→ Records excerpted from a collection
------------------------------

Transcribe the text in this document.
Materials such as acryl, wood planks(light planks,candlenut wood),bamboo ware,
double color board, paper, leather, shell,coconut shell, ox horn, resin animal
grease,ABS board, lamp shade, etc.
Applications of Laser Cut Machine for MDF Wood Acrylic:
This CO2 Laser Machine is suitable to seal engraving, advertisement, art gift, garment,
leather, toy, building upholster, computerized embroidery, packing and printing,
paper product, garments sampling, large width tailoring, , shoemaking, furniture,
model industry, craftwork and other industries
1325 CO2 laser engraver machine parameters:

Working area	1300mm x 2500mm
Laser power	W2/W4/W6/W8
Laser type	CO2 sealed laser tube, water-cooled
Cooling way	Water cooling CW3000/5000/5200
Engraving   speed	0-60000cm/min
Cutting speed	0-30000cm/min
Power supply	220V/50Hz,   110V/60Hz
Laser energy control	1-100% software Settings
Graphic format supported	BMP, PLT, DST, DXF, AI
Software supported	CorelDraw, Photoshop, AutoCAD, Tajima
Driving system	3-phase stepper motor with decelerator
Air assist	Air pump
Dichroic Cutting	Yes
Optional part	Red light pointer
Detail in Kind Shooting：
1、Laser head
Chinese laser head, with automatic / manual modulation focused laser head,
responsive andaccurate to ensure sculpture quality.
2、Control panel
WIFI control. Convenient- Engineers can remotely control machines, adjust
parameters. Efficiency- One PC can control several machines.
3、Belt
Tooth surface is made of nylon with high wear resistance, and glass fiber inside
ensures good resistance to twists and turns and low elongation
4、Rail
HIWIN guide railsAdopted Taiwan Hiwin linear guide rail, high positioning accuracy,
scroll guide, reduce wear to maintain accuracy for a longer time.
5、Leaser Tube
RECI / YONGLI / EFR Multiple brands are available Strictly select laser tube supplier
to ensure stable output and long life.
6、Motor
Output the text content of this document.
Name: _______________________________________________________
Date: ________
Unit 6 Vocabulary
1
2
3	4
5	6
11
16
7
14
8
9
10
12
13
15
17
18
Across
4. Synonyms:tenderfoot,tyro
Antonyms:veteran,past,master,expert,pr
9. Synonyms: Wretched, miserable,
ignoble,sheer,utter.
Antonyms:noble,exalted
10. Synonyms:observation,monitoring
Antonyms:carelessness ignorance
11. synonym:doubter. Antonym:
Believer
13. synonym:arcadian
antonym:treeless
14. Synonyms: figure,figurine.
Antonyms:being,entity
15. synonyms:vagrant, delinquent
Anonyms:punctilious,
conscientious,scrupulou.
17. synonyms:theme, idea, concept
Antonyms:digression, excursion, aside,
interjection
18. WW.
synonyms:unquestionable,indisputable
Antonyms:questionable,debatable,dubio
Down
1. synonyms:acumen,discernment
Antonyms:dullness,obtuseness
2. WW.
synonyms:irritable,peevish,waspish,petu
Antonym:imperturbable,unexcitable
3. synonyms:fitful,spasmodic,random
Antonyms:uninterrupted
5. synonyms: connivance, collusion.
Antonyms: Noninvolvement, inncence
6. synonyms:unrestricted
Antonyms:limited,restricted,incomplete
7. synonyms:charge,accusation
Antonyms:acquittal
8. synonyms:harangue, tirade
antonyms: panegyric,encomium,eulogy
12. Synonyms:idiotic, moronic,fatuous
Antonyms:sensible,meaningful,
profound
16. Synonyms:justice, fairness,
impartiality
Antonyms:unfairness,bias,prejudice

------------------------------

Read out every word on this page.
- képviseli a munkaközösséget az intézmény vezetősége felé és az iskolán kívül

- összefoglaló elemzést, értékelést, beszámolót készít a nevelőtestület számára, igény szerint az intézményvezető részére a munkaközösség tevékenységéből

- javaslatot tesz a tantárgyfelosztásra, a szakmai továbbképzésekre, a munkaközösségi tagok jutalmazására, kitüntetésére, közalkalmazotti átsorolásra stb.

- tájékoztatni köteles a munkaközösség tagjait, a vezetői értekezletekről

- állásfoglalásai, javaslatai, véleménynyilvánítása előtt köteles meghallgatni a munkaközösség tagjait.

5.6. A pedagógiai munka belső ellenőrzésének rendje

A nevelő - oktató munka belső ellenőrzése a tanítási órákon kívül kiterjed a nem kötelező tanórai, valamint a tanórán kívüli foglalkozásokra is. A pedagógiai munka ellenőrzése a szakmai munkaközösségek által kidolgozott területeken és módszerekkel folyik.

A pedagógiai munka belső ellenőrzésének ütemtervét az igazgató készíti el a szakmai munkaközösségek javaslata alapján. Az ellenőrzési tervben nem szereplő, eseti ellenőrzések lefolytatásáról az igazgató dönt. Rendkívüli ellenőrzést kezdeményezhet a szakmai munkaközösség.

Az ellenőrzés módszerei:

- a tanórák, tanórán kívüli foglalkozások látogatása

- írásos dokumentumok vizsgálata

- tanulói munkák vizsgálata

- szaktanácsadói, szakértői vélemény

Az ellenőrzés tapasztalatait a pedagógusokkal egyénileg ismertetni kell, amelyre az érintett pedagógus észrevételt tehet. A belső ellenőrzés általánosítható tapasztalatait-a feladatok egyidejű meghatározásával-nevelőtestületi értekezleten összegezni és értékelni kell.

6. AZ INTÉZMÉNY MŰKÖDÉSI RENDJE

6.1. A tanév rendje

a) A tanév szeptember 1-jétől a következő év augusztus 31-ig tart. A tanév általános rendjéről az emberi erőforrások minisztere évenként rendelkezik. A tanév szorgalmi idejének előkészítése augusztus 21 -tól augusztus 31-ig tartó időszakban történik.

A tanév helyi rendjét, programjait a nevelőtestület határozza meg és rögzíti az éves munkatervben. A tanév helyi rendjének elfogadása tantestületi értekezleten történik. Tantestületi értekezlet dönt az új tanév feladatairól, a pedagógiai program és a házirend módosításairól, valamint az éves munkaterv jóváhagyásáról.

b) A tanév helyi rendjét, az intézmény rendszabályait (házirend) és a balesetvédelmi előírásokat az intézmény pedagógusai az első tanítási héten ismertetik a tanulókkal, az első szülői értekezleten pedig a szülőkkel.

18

------------------------------

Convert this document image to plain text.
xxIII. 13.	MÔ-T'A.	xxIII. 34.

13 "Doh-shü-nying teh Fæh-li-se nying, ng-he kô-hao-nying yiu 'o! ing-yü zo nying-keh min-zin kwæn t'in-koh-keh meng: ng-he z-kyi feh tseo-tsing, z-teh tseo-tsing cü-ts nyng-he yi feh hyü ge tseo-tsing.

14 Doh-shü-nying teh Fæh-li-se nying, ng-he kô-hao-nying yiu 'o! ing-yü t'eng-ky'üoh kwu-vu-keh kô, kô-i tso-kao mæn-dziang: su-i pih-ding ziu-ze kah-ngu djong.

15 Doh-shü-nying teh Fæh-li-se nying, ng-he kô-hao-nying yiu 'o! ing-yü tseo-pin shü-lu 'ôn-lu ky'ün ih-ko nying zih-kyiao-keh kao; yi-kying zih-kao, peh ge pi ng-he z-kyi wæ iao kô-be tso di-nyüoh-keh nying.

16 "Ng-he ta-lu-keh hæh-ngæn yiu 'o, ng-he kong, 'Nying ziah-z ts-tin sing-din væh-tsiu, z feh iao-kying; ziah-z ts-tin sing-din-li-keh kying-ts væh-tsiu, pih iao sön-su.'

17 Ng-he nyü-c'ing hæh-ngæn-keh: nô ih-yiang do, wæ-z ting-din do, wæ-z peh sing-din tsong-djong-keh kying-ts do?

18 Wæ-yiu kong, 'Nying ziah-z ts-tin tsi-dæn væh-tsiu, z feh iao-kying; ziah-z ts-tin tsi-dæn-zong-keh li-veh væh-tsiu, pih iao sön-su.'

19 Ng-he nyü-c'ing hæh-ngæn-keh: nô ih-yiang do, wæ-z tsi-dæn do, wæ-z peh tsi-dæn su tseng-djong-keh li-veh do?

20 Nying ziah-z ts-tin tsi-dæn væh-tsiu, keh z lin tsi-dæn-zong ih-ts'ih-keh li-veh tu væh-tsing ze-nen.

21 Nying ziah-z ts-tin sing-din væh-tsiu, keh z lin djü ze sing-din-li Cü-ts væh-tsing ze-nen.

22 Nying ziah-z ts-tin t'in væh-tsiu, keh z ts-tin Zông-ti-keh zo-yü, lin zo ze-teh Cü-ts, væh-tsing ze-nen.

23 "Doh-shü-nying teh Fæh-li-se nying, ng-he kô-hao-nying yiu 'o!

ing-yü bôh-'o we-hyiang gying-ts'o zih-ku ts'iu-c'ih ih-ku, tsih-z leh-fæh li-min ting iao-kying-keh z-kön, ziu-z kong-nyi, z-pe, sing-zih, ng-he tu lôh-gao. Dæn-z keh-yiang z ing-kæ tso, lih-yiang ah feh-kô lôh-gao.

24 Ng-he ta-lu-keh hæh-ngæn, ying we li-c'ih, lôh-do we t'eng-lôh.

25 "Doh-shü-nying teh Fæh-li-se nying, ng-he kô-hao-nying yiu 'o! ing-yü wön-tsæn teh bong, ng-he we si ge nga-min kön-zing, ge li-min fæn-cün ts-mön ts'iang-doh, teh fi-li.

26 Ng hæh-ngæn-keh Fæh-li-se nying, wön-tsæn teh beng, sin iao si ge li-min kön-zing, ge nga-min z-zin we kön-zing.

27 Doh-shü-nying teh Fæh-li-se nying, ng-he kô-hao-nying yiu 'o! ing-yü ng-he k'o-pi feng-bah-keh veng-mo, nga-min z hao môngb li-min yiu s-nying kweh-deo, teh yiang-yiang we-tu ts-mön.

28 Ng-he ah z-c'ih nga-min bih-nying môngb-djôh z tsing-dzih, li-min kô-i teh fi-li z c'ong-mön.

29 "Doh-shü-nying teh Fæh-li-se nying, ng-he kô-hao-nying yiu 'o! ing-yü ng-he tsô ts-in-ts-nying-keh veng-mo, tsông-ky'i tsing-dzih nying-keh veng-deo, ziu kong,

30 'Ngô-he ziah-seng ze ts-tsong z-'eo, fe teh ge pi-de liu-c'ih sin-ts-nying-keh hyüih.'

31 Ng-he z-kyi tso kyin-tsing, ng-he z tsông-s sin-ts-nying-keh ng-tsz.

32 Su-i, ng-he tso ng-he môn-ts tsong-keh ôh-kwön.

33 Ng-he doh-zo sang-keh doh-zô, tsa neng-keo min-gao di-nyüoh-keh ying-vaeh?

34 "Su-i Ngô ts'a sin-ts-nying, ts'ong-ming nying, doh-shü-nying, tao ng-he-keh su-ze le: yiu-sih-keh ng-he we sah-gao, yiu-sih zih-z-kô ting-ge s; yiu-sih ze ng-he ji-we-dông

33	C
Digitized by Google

------------------------------

→ What to produce
Extract every line containing the string "speed" from the material.

→ Finished task
Engraving   speed	0-60000cm/min
Cutting speed	0-30000cm/min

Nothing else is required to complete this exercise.